◆ Written instruction: Identify and pull out each line of the entries in which "title" occurs.

◆ Entries provided:
---
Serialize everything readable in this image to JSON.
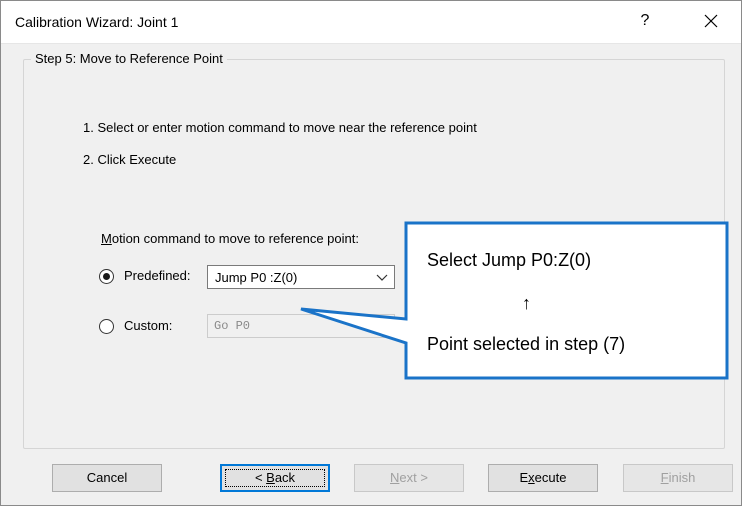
{
  "window": {
    "title": "Calibration Wizard: Joint 1",
    "help_label": "?"
  },
  "group": {
    "title": "Step 5: Move to Reference Point"
  },
  "instructions": [
    "1. Select or enter motion command to move near the reference point",
    "2. Click Execute"
  ],
  "motion": {
    "label_accesskey": "M",
    "label_rest": "otion command to move to reference point:",
    "predefined_label": "Predefined:",
    "predefined_selected": true,
    "predefined_value": "Jump P0 :Z(0)",
    "custom_label": "Custom:",
    "custom_selected": false,
    "custom_value": "Go P0"
  },
  "callout": {
    "line1": "Select Jump P0:Z(0)",
    "arrow": "↑",
    "line2": "Point selected in step (7)",
    "border_color": "#1a73c8"
  },
  "buttons": {
    "cancel": "Cancel",
    "back_pre": "< ",
    "back_key": "B",
    "back_post": "ack",
    "next_key": "N",
    "next_post": "ext >",
    "execute_pre": "E",
    "execute_key": "x",
    "execute_post": "ecute",
    "finish_key": "F",
    "finish_post": "inish"
  },
  "colors": {
    "accent": "#0078d7",
    "disabled_text": "#a0a0a0"
  }
}
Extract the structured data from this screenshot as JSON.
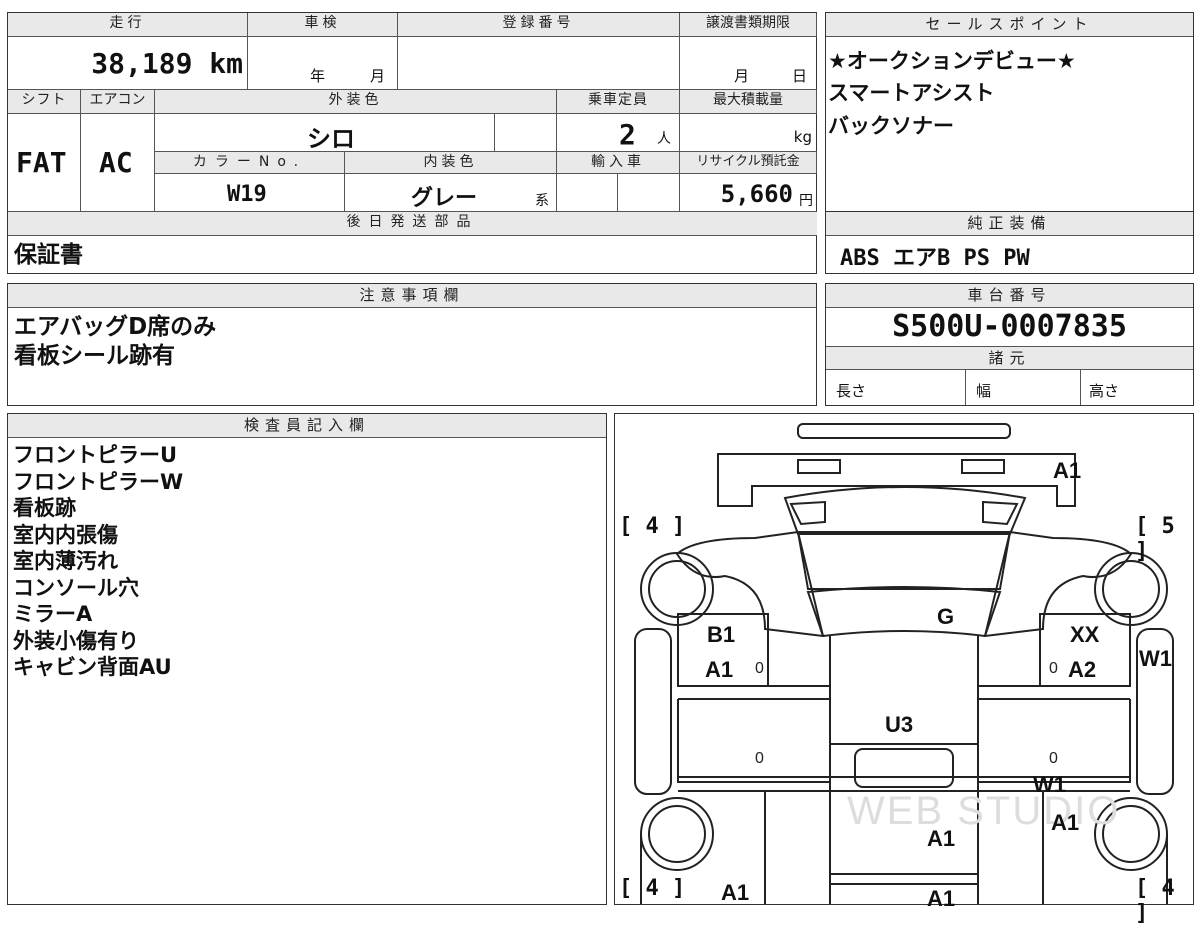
---
◆ Exercise solution:
    "title": "Calibration Wizard: Joint 1",
    "title": "Step 5: Move to Reference Point"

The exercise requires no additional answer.